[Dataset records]
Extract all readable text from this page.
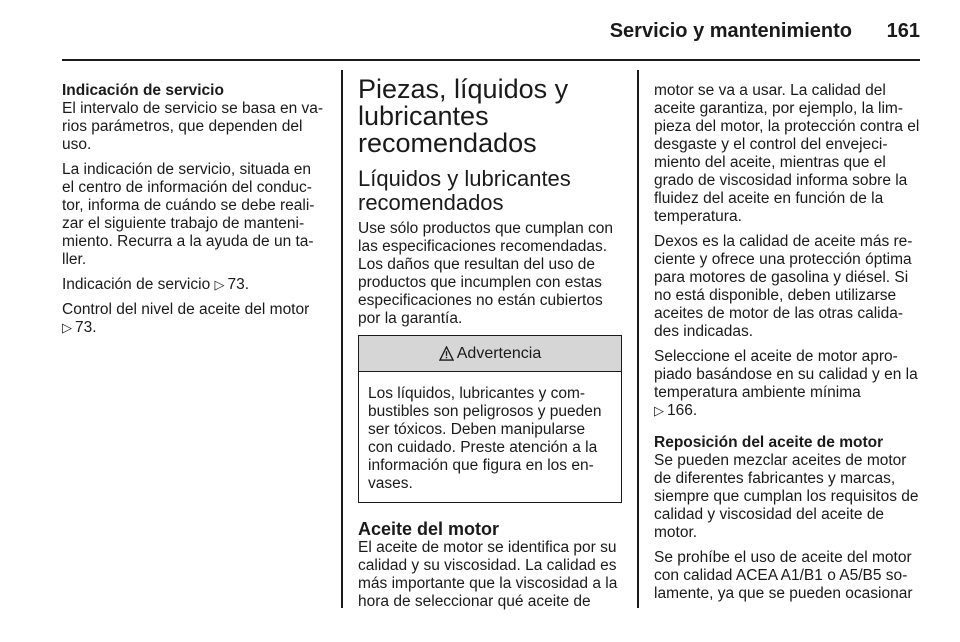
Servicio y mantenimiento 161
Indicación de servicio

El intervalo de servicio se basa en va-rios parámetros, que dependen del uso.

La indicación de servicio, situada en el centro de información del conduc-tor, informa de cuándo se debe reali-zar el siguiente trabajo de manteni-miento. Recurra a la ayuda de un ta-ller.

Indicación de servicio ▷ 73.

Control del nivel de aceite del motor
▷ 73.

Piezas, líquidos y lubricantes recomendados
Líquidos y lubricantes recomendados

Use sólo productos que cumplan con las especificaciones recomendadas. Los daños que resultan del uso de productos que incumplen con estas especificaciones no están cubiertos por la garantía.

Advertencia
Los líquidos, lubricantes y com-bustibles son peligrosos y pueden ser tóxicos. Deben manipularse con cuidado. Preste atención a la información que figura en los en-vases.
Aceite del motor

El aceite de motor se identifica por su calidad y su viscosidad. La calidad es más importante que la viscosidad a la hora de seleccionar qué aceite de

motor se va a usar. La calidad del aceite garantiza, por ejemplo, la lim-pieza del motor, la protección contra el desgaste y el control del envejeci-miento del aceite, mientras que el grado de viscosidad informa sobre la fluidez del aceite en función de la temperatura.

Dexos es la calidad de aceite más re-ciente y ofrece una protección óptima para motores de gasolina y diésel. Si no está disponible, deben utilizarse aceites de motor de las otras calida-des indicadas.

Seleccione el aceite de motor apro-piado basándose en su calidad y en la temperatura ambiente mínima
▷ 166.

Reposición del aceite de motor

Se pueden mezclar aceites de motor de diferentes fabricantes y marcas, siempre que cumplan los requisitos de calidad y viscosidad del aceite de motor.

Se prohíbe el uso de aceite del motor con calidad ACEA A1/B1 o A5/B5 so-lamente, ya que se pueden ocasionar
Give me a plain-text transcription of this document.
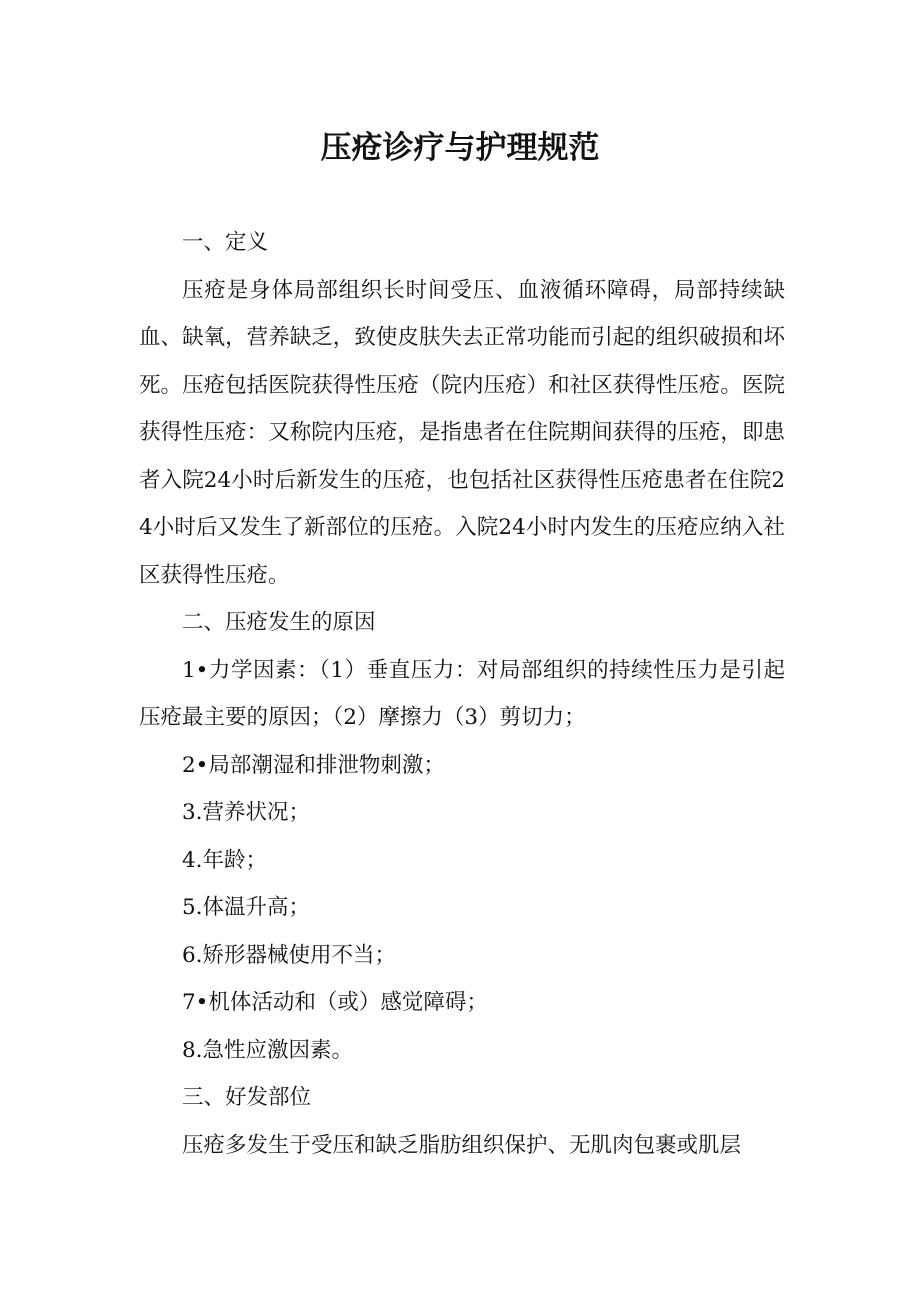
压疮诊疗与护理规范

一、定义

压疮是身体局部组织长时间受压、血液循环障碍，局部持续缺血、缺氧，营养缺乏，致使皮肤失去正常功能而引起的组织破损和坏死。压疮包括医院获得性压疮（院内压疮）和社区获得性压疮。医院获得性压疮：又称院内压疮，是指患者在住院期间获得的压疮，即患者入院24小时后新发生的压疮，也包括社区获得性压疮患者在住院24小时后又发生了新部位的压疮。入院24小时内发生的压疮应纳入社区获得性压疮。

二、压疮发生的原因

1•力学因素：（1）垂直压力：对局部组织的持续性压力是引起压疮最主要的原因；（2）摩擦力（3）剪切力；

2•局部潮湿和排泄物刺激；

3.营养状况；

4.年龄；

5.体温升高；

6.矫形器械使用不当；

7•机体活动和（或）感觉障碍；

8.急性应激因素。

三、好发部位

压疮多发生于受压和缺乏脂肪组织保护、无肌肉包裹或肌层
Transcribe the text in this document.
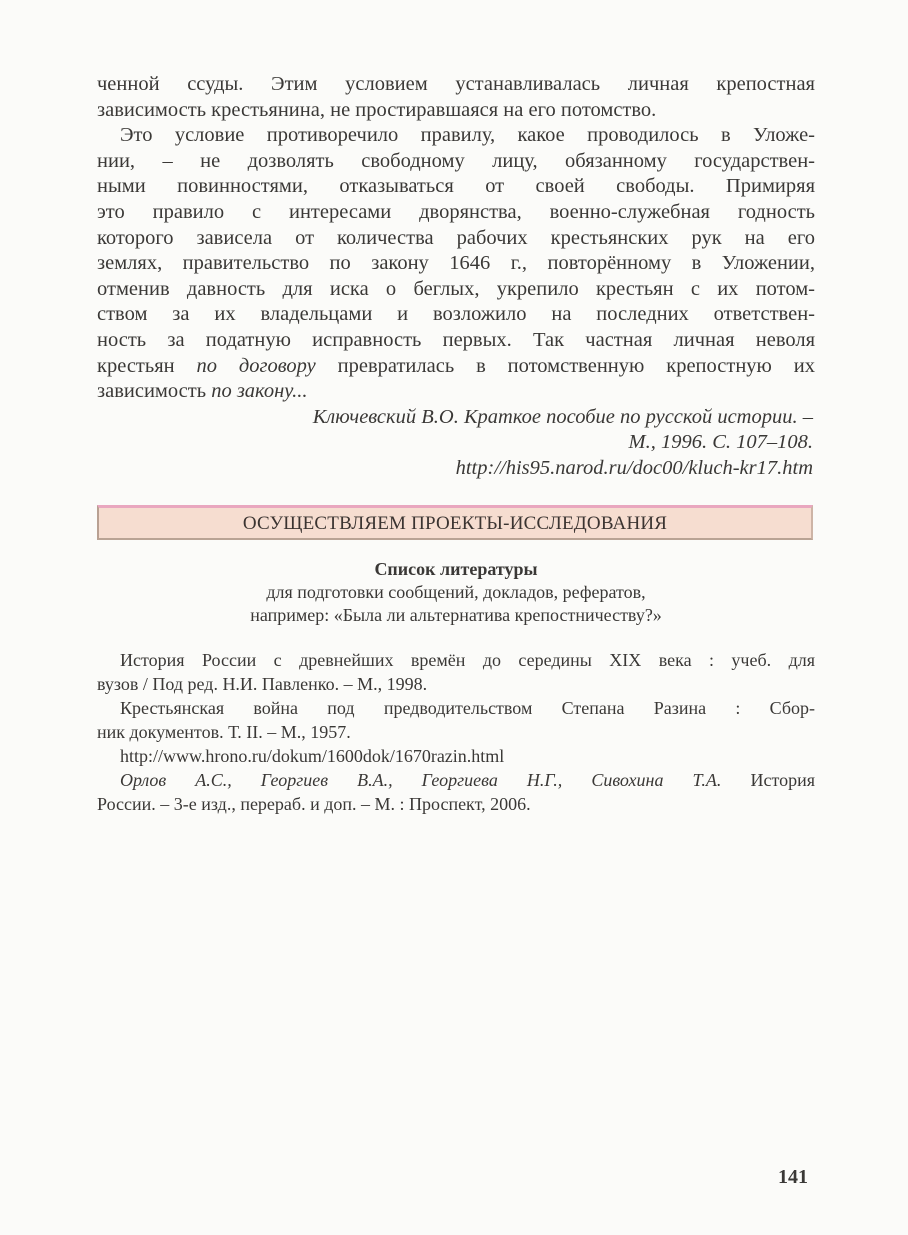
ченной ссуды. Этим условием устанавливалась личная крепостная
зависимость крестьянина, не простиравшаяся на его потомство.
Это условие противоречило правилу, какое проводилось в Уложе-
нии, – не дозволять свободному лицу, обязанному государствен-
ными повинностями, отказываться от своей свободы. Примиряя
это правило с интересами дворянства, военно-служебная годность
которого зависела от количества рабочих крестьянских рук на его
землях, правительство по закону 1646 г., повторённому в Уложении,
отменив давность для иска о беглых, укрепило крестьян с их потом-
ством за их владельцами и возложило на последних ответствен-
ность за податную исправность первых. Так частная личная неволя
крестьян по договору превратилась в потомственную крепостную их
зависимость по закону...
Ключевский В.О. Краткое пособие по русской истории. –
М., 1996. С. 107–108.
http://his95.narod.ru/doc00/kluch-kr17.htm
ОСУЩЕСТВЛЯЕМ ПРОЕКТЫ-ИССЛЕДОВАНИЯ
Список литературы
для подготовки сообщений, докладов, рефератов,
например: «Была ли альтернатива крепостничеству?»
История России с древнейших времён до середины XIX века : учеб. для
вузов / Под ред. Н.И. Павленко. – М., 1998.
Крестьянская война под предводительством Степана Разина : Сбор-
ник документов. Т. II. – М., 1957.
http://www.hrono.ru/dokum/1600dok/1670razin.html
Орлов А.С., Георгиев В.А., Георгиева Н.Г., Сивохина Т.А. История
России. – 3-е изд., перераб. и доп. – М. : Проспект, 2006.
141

:: WHAT THIS TASK INVOLVES ::
Repeat the entries exactly and keep the pictures out of the copy.

:: SOLUTION ::
Extract all readable text from this page.
Servicio y mantenimiento 161
Indicación de servicio

El intervalo de servicio se basa en va-rios parámetros, que dependen del uso.

La indicación de servicio, situada en el centro de información del conduc-tor, informa de cuándo se debe reali-zar el siguiente trabajo de manteni-miento. Recurra a la ayuda de un ta-ller.

Indicación de servicio ▷ 73.

Control del nivel de aceite del motor
▷ 73.

Piezas, líquidos y lubricantes recomendados
Líquidos y lubricantes recomendados

Use sólo productos que cumplan con las especificaciones recomendadas. Los daños que resultan del uso de productos que incumplen con estas especificaciones no están cubiertos por la garantía.

Advertencia
Los líquidos, lubricantes y com-bustibles son peligrosos y pueden ser tóxicos. Deben manipularse con cuidado. Preste atención a la información que figura en los en-vases.
Aceite del motor

El aceite de motor se identifica por su calidad y su viscosidad. La calidad es más importante que la viscosidad a la hora de seleccionar qué aceite de

motor se va a usar. La calidad del aceite garantiza, por ejemplo, la lim-pieza del motor, la protección contra el desgaste y el control del envejeci-miento del aceite, mientras que el grado de viscosidad informa sobre la fluidez del aceite en función de la temperatura.

Dexos es la calidad de aceite más re-ciente y ofrece una protección óptima para motores de gasolina y diésel. Si no está disponible, deben utilizarse aceites de motor de las otras calida-des indicadas.

Seleccione el aceite de motor apro-piado basándose en su calidad y en la temperatura ambiente mínima
▷ 166.

Reposición del aceite de motor

Se pueden mezclar aceites de motor de diferentes fabricantes y marcas, siempre que cumplan los requisitos de calidad y viscosidad del aceite de motor.

Se prohíbe el uso de aceite del motor con calidad ACEA A1/B1 o A5/B5 so-lamente, ya que se pueden ocasionar
Give me a plain-text transcription of this document.
压疮诊疗与护理规范

一、定义

压疮是身体局部组织长时间受压、血液循环障碍，局部持续缺血、缺氧，营养缺乏，致使皮肤失去正常功能而引起的组织破损和坏死。压疮包括医院获得性压疮（院内压疮）和社区获得性压疮。医院获得性压疮：又称院内压疮，是指患者在住院期间获得的压疮，即患者入院24小时后新发生的压疮，也包括社区获得性压疮患者在住院24小时后又发生了新部位的压疮。入院24小时内发生的压疮应纳入社区获得性压疮。

二、压疮发生的原因

1•力学因素：（1）垂直压力：对局部组织的持续性压力是引起压疮最主要的原因；（2）摩擦力（3）剪切力；

2•局部潮湿和排泄物刺激；

3.营养状况；

4.年龄；

5.体温升高；

6.矫形器械使用不当；

7•机体活动和（或）感觉障碍；

8.急性应激因素。

三、好发部位

压疮多发生于受压和缺乏脂肪组织保护、无肌肉包裹或肌层
Transcribe the text in this document.
ченной ссуды. Этим условием устанавливалась личная крепостная
зависимость крестьянина, не простиравшаяся на его потомство.
Это условие противоречило правилу, какое проводилось в Уложе-
нии, – не дозволять свободному лицу, обязанному государствен-
ными повинностями, отказываться от своей свободы. Примиряя
это правило с интересами дворянства, военно-служебная годность
которого зависела от количества рабочих крестьянских рук на его
землях, правительство по закону 1646 г., повторённому в Уложении,
отменив давность для иска о беглых, укрепило крестьян с их потом-
ством за их владельцами и возложило на последних ответствен-
ность за податную исправность первых. Так частная личная неволя
крестьян по договору превратилась в потомственную крепостную их
зависимость по закону...
Ключевский В.О. Краткое пособие по русской истории. –
М., 1996. С. 107–108.
http://his95.narod.ru/doc00/kluch-kr17.htm
ОСУЩЕСТВЛЯЕМ ПРОЕКТЫ-ИССЛЕДОВАНИЯ
Список литературы
для подготовки сообщений, докладов, рефератов,
например: «Была ли альтернатива крепостничеству?»
История России с древнейших времён до середины XIX века : учеб. для
вузов / Под ред. Н.И. Павленко. – М., 1998.
Крестьянская война под предводительством Степана Разина : Сбор-
ник документов. Т. II. – М., 1957.
http://www.hrono.ru/dokum/1600dok/1670razin.html
Орлов А.С., Георгиев В.А., Георгиева Н.Г., Сивохина Т.А. История
России. – 3-е изд., перераб. и доп. – М. : Проспект, 2006.
141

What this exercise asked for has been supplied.